« Aujourd’hui, écrit le pape François au patriarche oecuménique Bartholomée Ier, dans notre action de grâce au Dieu d’amour, en obéissance à la volonté de notre Seigneur Jésus-Christ et dans la fidélité à l’enseignement des apôtres, nous reconnaissant combien il est urgent de grandir vers la pleine et visible communion ».
Le pape François a adressé un message à Bartholomée Ier, patriarche œcuménique de Constantinople, pour la fête de saint André, le 30 novembre 2017. Dans le cadre du traditionnel échange de délégations pour les fêtes de leurs saints patrons respectifs – le 29 juin à Rome pour la célébration des saints Pierre et Paul et le 30 novembre à Istanbul pour la célébration de saint André – c’est le cardinal Kurt Koch, président du Conseil pontifical pour la promotion de l’unité des chrétiens, qui guide la délégation du Saint-Siège pour la fête à Istanbul (Turquie).

### Exercices
1 – Extrayez du texte sur le message à Bartholomée Ier tout ce qui va de « Le pape François a adressé » jusqu'à « à Istanbul (Turquie). ».
2 – D'après le texte sur le message à Bartholomée Ier, qui guide la délégation du Saint-Siège pour la fête à Istanbul ?

### Données enregistrées

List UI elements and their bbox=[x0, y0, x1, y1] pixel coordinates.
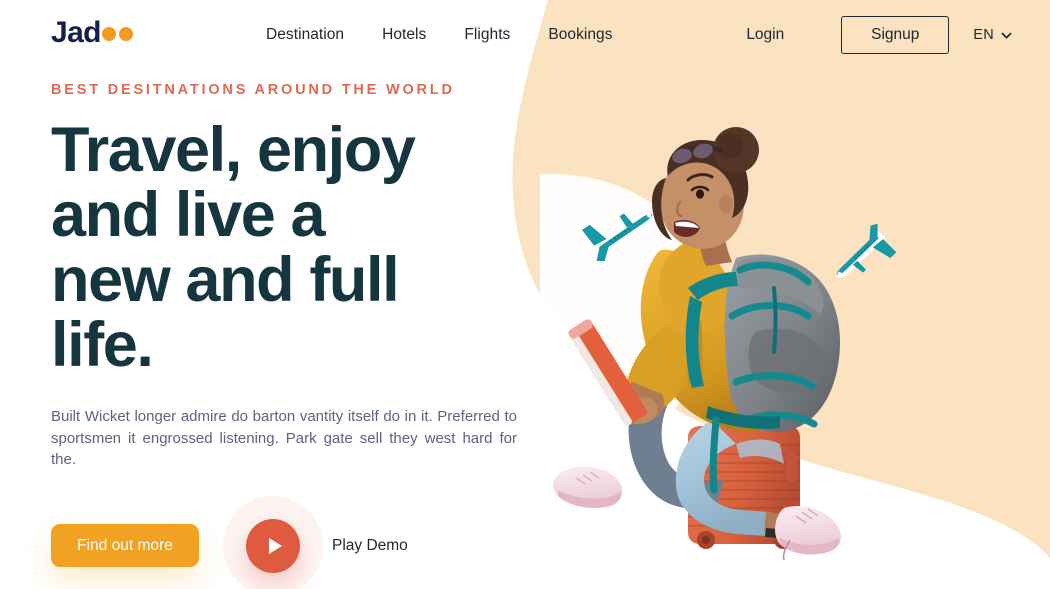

### Réponses complètes
1 –
Le pape François a adressé un message à Bartholomée Ier, patriarche œcuménique de Constantinople, pour la fête de saint André, le 30 novembre 2017. Dans le cadre du traditionnel échange de délégations pour les fêtes de leurs saints patrons respectifs – le 29 juin à Rome pour la célébration des saints Pierre et Paul et le 30 novembre à Istanbul pour la célébration de saint André – c’est le cardinal Kurt Koch, président du Conseil pontifical pour la promotion de l’unité des chrétiens, qui guide la délégation du Saint-Siège pour la fête à Istanbul (Turquie).

2 – C'est le cardinal Kurt Koch, président du Conseil pontifical pour la promotion de l'unité des chrétiens.